STATED TASK
Reproduce every line in the listing that contains the word "name".

RECORDS FOR THIS TASK
* * *

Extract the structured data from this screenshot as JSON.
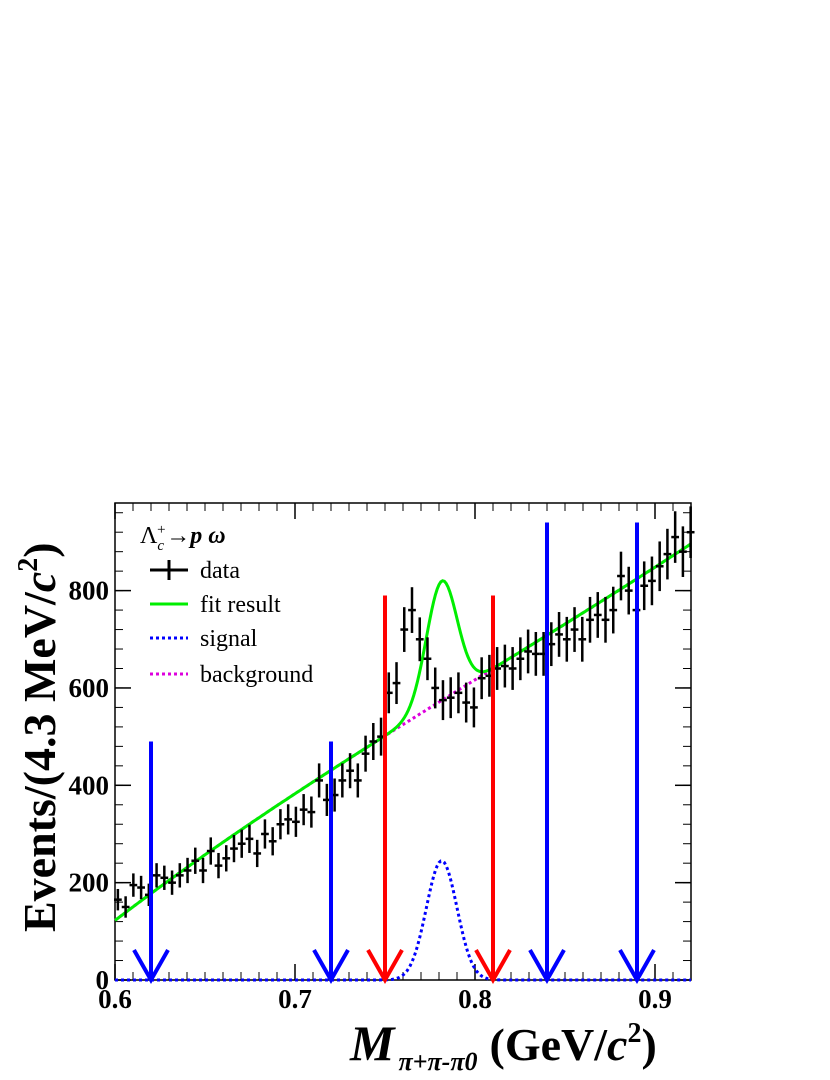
{
  "chart_data": {
    "type": "line",
    "title": "Λc+→p ω",
    "title_parts": {
      "lambda": "Λ",
      "sub": "c",
      "sup": "+",
      "arrow": "→",
      "p": "p",
      "omega": "ω"
    },
    "xlabel": "M π+π-π0 (GeV/c2)",
    "xlabel_parts": {
      "m": "M",
      "sub": "π+π-π0",
      "unit_prefix": "(GeV/",
      "unit_c": "c",
      "unit_exp": "2",
      "unit_suffix": ")"
    },
    "ylabel": "Events/(4.3 MeV/c2)",
    "ylabel_parts": {
      "prefix": "Events/(4.3 MeV/",
      "c": "c",
      "exp": "2",
      "suffix": ")"
    },
    "xlim": [
      0.6,
      0.92
    ],
    "ylim": [
      0,
      980
    ],
    "x_ticks": [
      0.6,
      0.7,
      0.8,
      0.9
    ],
    "x_tick_labels": [
      "0.6",
      "0.7",
      "0.8",
      "0.9"
    ],
    "y_ticks": [
      0,
      200,
      400,
      600,
      800
    ],
    "y_tick_labels": [
      "0",
      "200",
      "400",
      "600",
      "800"
    ],
    "grid": false,
    "legend_position": "top-left",
    "legend": [
      {
        "label": "data",
        "color": "#000000",
        "style": "errorbar"
      },
      {
        "label": "fit result",
        "color": "#00ee00",
        "style": "solid"
      },
      {
        "label": "signal",
        "color": "#0000ff",
        "style": "dotted"
      },
      {
        "label": "background",
        "color": "#dd00dd",
        "style": "dotted"
      }
    ],
    "data_points": {
      "x": [
        0.6016,
        0.6059,
        0.6102,
        0.6145,
        0.6188,
        0.6231,
        0.6274,
        0.6317,
        0.636,
        0.6403,
        0.6446,
        0.6489,
        0.6532,
        0.6575,
        0.6618,
        0.6661,
        0.6704,
        0.6747,
        0.679,
        0.6833,
        0.6876,
        0.6919,
        0.6962,
        0.7005,
        0.7048,
        0.7091,
        0.7134,
        0.7177,
        0.722,
        0.7263,
        0.7306,
        0.7349,
        0.7392,
        0.7435,
        0.7478,
        0.7521,
        0.7564,
        0.7607,
        0.765,
        0.7693,
        0.7736,
        0.7779,
        0.7822,
        0.7865,
        0.7908,
        0.7951,
        0.7994,
        0.8037,
        0.808,
        0.8123,
        0.8166,
        0.8209,
        0.8252,
        0.8295,
        0.8338,
        0.8381,
        0.8424,
        0.8467,
        0.851,
        0.8553,
        0.8596,
        0.8639,
        0.8682,
        0.8725,
        0.8768,
        0.8811,
        0.8854,
        0.8897,
        0.894,
        0.8983,
        0.9026,
        0.9069,
        0.9112,
        0.9155,
        0.9198
      ],
      "y": [
        165,
        150,
        195,
        190,
        175,
        215,
        210,
        200,
        215,
        225,
        245,
        225,
        265,
        235,
        250,
        270,
        280,
        290,
        260,
        300,
        285,
        320,
        330,
        325,
        350,
        345,
        410,
        370,
        380,
        410,
        430,
        410,
        465,
        490,
        500,
        590,
        610,
        720,
        760,
        700,
        660,
        600,
        575,
        580,
        590,
        570,
        560,
        620,
        625,
        640,
        645,
        640,
        660,
        675,
        670,
        670,
        690,
        710,
        700,
        720,
        700,
        740,
        750,
        740,
        760,
        830,
        800,
        760,
        810,
        820,
        850,
        875,
        910,
        880,
        920
      ],
      "err": [
        22,
        22,
        24,
        24,
        23,
        25,
        25,
        25,
        25,
        26,
        27,
        26,
        28,
        26,
        27,
        28,
        29,
        29,
        28,
        30,
        29,
        31,
        31,
        31,
        32,
        32,
        35,
        33,
        34,
        35,
        36,
        35,
        37,
        38,
        39,
        42,
        43,
        46,
        47,
        45,
        44,
        42,
        41,
        42,
        42,
        41,
        41,
        43,
        43,
        44,
        44,
        44,
        44,
        45,
        45,
        45,
        45,
        46,
        46,
        46,
        46,
        47,
        47,
        47,
        48,
        50,
        49,
        48,
        50,
        50,
        51,
        52,
        53,
        52,
        53
      ]
    },
    "fit_model": {
      "background_poly": [
        -3300,
        10000,
        -9500,
        3900
      ],
      "signal_amplitude": 245,
      "signal_mean": 0.7815,
      "signal_sigma": 0.0085
    },
    "series": [
      {
        "name": "data",
        "color": "#000000"
      },
      {
        "name": "fit result",
        "color": "#00ee00"
      },
      {
        "name": "signal",
        "color": "#0000ff"
      },
      {
        "name": "background",
        "color": "#dd00dd"
      }
    ],
    "arrows": [
      {
        "x": 0.62,
        "top": 490,
        "color": "#0000ff"
      },
      {
        "x": 0.72,
        "top": 490,
        "color": "#0000ff"
      },
      {
        "x": 0.75,
        "top": 790,
        "color": "#ff0000"
      },
      {
        "x": 0.81,
        "top": 790,
        "color": "#ff0000"
      },
      {
        "x": 0.84,
        "top": 940,
        "color": "#0000ff"
      },
      {
        "x": 0.89,
        "top": 940,
        "color": "#0000ff"
      }
    ]
  }
}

* * *

SOLUTION FOR THIS PROBLEM
        "name": "data",
        "name": "fit result",
        "name": "signal",
        "name": "background",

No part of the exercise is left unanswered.